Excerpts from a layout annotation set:
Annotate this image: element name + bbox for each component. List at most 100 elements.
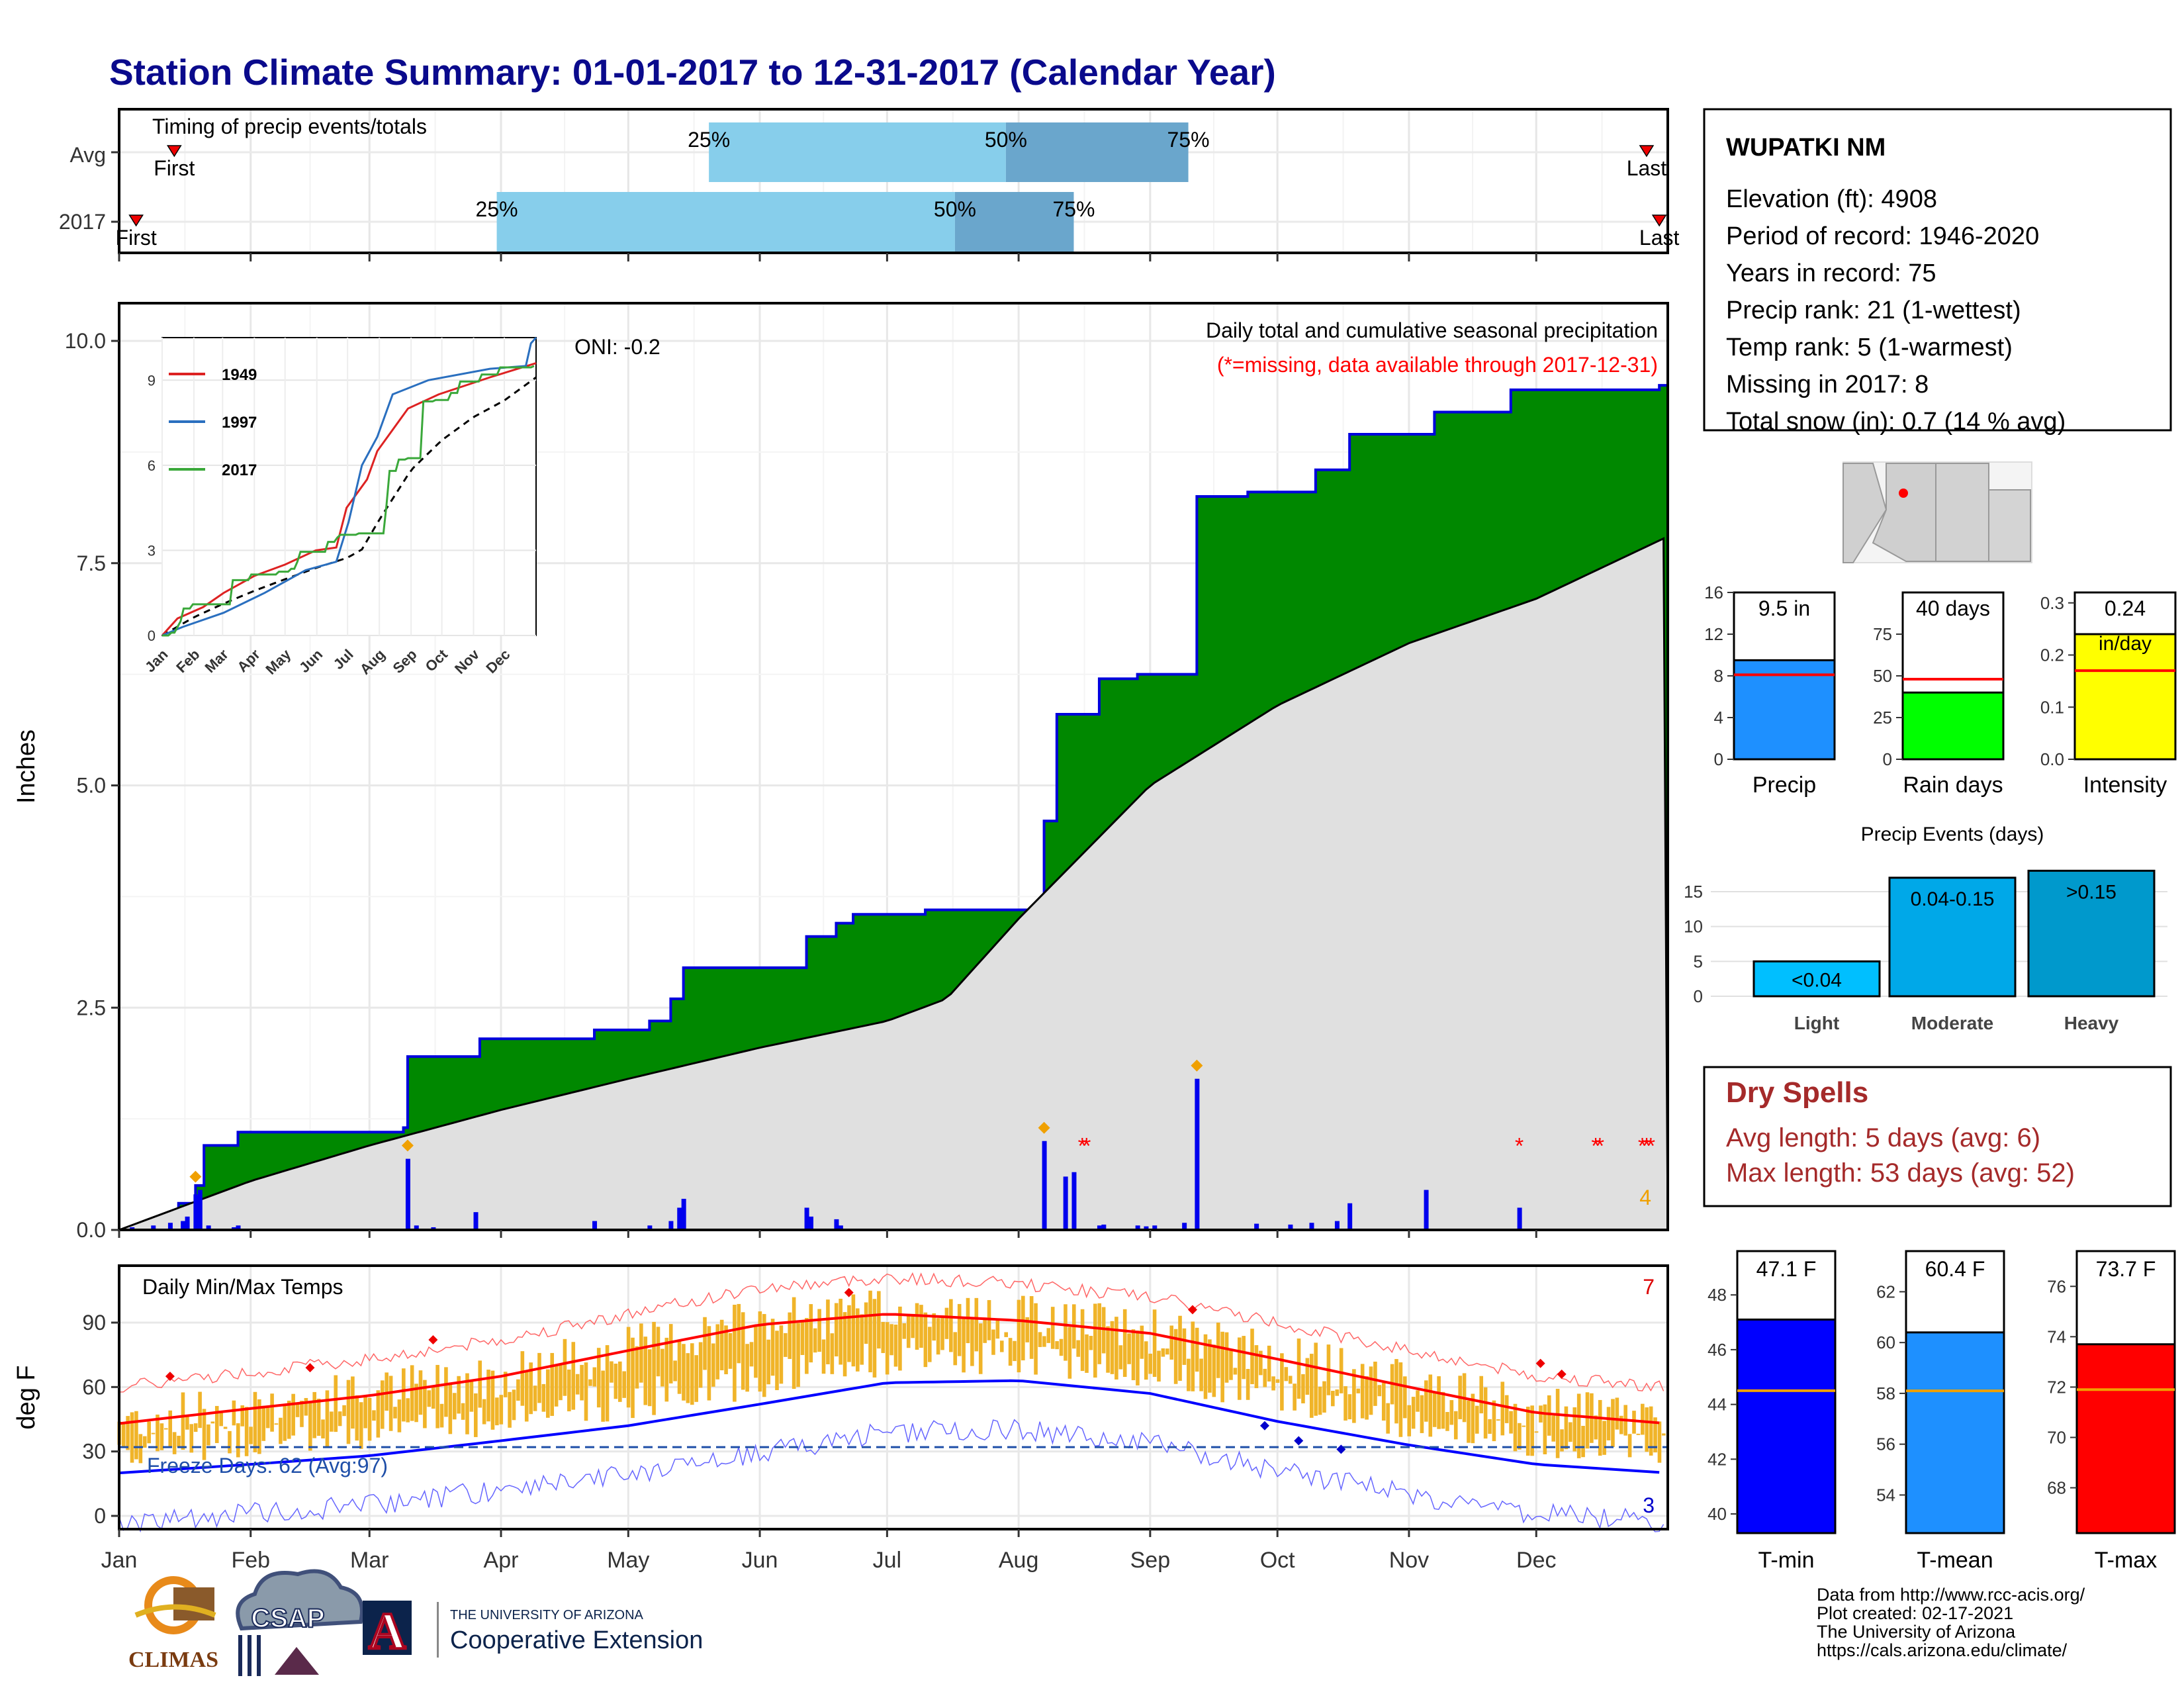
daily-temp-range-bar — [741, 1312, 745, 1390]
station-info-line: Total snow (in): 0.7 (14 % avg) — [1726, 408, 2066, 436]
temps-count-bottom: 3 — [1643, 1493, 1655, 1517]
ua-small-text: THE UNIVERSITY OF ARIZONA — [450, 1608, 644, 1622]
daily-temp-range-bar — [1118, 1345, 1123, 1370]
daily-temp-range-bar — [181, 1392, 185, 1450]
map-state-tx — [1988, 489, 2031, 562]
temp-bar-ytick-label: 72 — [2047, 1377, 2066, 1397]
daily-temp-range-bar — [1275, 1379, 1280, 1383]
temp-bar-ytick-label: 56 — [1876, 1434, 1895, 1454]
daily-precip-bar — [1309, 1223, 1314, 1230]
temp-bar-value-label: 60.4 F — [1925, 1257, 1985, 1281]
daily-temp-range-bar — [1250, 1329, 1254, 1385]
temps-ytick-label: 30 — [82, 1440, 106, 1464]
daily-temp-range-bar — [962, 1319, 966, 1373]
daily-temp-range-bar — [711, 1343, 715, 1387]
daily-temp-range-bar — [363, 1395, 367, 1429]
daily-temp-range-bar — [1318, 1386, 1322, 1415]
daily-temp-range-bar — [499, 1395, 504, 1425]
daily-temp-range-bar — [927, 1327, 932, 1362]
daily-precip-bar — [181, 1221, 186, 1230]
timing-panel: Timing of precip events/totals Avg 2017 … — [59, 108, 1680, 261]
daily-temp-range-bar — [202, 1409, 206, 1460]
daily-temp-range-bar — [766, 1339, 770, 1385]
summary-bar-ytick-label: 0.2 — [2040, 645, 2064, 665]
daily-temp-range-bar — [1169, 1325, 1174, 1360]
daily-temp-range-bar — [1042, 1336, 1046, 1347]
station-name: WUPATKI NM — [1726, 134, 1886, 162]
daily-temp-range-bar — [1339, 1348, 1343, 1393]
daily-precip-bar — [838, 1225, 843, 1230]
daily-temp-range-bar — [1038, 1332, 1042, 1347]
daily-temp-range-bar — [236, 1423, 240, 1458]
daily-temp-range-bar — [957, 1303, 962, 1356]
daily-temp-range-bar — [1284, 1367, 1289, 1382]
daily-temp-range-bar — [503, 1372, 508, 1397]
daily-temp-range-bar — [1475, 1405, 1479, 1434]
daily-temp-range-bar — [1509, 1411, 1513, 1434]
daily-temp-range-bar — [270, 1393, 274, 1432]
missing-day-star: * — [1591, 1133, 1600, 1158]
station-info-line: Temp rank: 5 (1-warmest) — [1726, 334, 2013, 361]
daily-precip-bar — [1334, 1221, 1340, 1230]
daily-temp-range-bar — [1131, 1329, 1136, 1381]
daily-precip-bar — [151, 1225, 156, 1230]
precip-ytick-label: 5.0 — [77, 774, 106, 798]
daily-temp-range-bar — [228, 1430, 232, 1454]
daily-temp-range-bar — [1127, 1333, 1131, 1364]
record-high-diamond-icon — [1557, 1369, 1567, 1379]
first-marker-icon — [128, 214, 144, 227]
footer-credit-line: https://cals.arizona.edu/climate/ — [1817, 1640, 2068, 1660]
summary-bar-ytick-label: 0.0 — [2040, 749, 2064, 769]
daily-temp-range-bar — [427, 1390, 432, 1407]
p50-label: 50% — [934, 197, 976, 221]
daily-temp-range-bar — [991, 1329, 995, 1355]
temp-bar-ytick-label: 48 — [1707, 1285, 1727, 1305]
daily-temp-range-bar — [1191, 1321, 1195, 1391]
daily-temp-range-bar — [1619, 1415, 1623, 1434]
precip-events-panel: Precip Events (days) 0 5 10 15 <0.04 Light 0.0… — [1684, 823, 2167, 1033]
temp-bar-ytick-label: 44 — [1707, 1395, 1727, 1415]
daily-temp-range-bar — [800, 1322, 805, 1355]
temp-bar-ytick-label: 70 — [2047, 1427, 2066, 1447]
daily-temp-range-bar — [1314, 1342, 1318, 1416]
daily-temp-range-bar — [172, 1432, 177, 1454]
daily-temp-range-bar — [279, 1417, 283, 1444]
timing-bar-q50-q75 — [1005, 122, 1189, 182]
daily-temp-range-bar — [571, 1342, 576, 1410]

Written instruction: Copy all the records above line for line, changing nothing, and leave the pictures out of your copy.

Solution:
Annotate this image: element name + bbox for each component. List at most 100 elements.
daily-temp-range-bar — [741, 1312, 745, 1390]
station-info-line: Total snow (in): 0.7 (14 % avg) — [1726, 408, 2066, 436]
temps-count-bottom: 3 — [1643, 1493, 1655, 1517]
ua-small-text: THE UNIVERSITY OF ARIZONA — [450, 1608, 644, 1622]
daily-temp-range-bar — [1118, 1345, 1123, 1370]
daily-temp-range-bar — [181, 1392, 185, 1450]
map-state-tx — [1988, 489, 2031, 562]
temp-bar-ytick-label: 72 — [2047, 1377, 2066, 1397]
daily-temp-range-bar — [1275, 1379, 1280, 1383]
temp-bar-ytick-label: 56 — [1876, 1434, 1895, 1454]
daily-precip-bar — [1309, 1223, 1314, 1230]
temp-bar-value-label: 60.4 F — [1925, 1257, 1985, 1281]
daily-temp-range-bar — [1250, 1329, 1254, 1385]
temps-ytick-label: 30 — [82, 1440, 106, 1464]
daily-temp-range-bar — [962, 1319, 966, 1373]
daily-temp-range-bar — [711, 1343, 715, 1387]
daily-temp-range-bar — [363, 1395, 367, 1429]
daily-temp-range-bar — [1318, 1386, 1322, 1415]
daily-temp-range-bar — [499, 1395, 504, 1425]
daily-temp-range-bar — [927, 1327, 932, 1362]
daily-precip-bar — [181, 1221, 186, 1230]
timing-panel: Timing of precip events/totals Avg 2017 … — [59, 108, 1680, 261]
daily-temp-range-bar — [202, 1409, 206, 1460]
daily-temp-range-bar — [766, 1339, 770, 1385]
summary-bar-ytick-label: 0.2 — [2040, 645, 2064, 665]
daily-temp-range-bar — [1169, 1325, 1174, 1360]
daily-temp-range-bar — [1042, 1336, 1046, 1347]
station-name: WUPATKI NM — [1726, 134, 1886, 162]
daily-temp-range-bar — [1339, 1348, 1343, 1393]
daily-precip-bar — [838, 1225, 843, 1230]
daily-temp-range-bar — [1038, 1332, 1042, 1347]
daily-temp-range-bar — [236, 1423, 240, 1458]
daily-temp-range-bar — [957, 1303, 962, 1356]
daily-temp-range-bar — [1284, 1367, 1289, 1382]
daily-temp-range-bar — [503, 1372, 508, 1397]
daily-temp-range-bar — [1475, 1405, 1479, 1434]
daily-temp-range-bar — [1509, 1411, 1513, 1434]
daily-temp-range-bar — [270, 1393, 274, 1432]
missing-day-star: * — [1591, 1133, 1600, 1158]
station-info-line: Temp rank: 5 (1-warmest) — [1726, 334, 2013, 361]
daily-precip-bar — [1334, 1221, 1340, 1230]
daily-temp-range-bar — [1131, 1329, 1136, 1381]
daily-precip-bar — [151, 1225, 156, 1230]
precip-ytick-label: 5.0 — [77, 774, 106, 798]
daily-temp-range-bar — [228, 1430, 232, 1454]
daily-temp-range-bar — [1127, 1333, 1131, 1364]
record-high-diamond-icon — [1557, 1369, 1567, 1379]
first-marker-icon — [128, 214, 144, 227]
footer-credit-line: https://cals.arizona.edu/climate/ — [1817, 1640, 2068, 1660]
summary-bar-ytick-label: 0.0 — [2040, 749, 2064, 769]
daily-temp-range-bar — [427, 1390, 432, 1407]
p50-label: 50% — [934, 197, 976, 221]
daily-temp-range-bar — [991, 1329, 995, 1355]
temp-bar-ytick-label: 48 — [1707, 1285, 1727, 1305]
daily-temp-range-bar — [1191, 1321, 1195, 1391]
daily-temp-range-bar — [1619, 1415, 1623, 1434]
precip-events-panel: Precip Events (days) 0 5 10 15 <0.04 Light 0.0… — [1684, 823, 2167, 1033]
temp-bar-ytick-label: 44 — [1707, 1395, 1727, 1415]
daily-temp-range-bar — [800, 1322, 805, 1355]
temp-bar-ytick-label: 70 — [2047, 1427, 2066, 1447]
daily-temp-range-bar — [1314, 1342, 1318, 1416]
daily-temp-range-bar — [172, 1432, 177, 1454]
daily-temp-range-bar — [279, 1417, 283, 1444]
timing-bar-q50-q75 — [1005, 122, 1189, 182]
daily-temp-range-bar — [571, 1342, 576, 1410]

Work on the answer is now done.